• DATA EXTRACT:
────────────────
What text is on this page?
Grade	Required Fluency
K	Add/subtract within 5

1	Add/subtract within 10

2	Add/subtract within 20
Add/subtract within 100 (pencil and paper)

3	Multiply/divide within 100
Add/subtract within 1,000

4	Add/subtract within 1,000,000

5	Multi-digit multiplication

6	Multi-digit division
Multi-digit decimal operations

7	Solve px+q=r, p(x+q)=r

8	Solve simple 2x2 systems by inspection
────────────────
• WHAT IS EXPECTED:
Exact output of every entry is required.

• ANSWER TO THE EXERCISE:
What text is on this page?
Grade	Required Fluency
K	Add/subtract within 5

1	Add/subtract within 10

2	Add/subtract within 20
Add/subtract within 100 (pencil and paper)

3	Multiply/divide within 100
Add/subtract within 1,000

4	Add/subtract within 1,000,000

5	Multi-digit multiplication

6	Multi-digit division
Multi-digit decimal operations

7	Solve px+q=r, p(x+q)=r

8	Solve simple 2x2 systems by inspection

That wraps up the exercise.